Document extract:
Lessons from a Mall

I love the mall. Yes, they’re horrible. They’re destructive. They’re a remnant of the car-centric, sprawl-centric, mid- to late-century city planning and I hate going to them, but whatever. In my hear, I love the mall. I’m a child of the ’80s. The opening scene from Fast Times at Ridgemont High is nirvana.

Anyway, I had to go to the Rideau Centre the other day. I used to go there a lot. Maybe I was shopping or hanging out…mostly I was cutting through between the Market or Rideau Street and the Transitway. In the past few years, it’s changed a lot…and I haven’t really been going very much during or since those changes. I still have a general idea of where a bunch of stores are, but I really couldn’t say I know my way around.

This is a potential drawback of malls, especially ones like the Rideau Centre. With so many levels, hallways, entrances and access ways, it can be easy to get turned around in there.

The thing is, though, I didn’t get lost, at all, nor have I in a few other recent trips. In part, it’s because I still know my basic way around, but it’s more than that. The Rideau Centre has built in really good wayfinding. The maps and digital kiosks are easy to use and pretty clear as to how to get somewhere. The sightlines within the mall are getting better, so it’s easy to peer down one little branch to figure out if that’s where you’re headed. Perhaps the most important aspect, though, is the signage they put up.

Records excerpted from a collection:
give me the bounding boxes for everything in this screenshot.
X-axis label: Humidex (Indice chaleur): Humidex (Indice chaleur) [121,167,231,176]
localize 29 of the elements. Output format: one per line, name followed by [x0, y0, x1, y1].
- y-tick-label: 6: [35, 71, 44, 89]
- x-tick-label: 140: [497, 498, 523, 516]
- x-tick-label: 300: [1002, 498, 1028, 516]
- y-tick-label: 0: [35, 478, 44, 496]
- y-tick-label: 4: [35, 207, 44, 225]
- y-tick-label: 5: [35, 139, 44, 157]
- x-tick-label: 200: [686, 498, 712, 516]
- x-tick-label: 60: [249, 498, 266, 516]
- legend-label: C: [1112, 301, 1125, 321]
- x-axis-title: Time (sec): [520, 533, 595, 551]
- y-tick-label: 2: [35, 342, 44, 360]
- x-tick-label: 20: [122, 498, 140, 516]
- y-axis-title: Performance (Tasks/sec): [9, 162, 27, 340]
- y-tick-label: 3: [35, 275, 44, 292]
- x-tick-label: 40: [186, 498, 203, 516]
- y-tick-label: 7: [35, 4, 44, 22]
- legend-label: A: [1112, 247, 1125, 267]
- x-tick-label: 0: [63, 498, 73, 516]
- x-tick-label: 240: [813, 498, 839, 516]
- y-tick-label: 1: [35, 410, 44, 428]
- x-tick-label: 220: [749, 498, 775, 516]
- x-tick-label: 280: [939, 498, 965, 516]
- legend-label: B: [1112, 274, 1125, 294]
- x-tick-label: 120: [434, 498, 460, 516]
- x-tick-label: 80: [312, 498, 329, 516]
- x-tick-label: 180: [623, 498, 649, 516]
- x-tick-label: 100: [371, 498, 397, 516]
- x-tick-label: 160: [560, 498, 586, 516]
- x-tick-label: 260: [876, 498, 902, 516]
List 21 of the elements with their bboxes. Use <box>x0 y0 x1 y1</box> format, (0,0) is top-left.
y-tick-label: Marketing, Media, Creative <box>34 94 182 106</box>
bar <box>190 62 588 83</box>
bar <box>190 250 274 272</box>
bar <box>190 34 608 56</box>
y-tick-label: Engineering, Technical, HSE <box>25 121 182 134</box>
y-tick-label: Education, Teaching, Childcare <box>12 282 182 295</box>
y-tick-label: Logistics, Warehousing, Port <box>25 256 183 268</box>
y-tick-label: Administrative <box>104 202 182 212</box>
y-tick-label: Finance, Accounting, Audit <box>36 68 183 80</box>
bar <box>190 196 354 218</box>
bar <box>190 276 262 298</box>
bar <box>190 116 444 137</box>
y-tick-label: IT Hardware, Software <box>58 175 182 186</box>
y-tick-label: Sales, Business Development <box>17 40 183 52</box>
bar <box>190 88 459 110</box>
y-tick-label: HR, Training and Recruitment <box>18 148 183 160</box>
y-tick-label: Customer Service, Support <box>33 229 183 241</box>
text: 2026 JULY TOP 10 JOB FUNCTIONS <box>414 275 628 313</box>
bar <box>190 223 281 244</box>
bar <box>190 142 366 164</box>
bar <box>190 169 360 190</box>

What to do: Copy the passage about the mall, beginning at the words "Anyway, I had" and stopping after "around in there.", and substitute "bus terminal" for "Transitway". These rows have no connection to the passage about the mall.

Complete output:
Anyway, I had to go to the Rideau Centre the other day. I used to go there a lot. Maybe I was shopping or hanging out…mostly I was cutting through between the Market or Rideau Street and the bus terminal. In the past few years, it’s changed a lot…and I haven’t really been going very much during or since those changes. I still have a general idea of where a bunch of stores are, but I really couldn’t say I know my way around.

This is a potential drawback of malls, especially ones like the Rideau Centre. With so many levels, hallways, entrances and access ways, it can be easy to get turned around in there.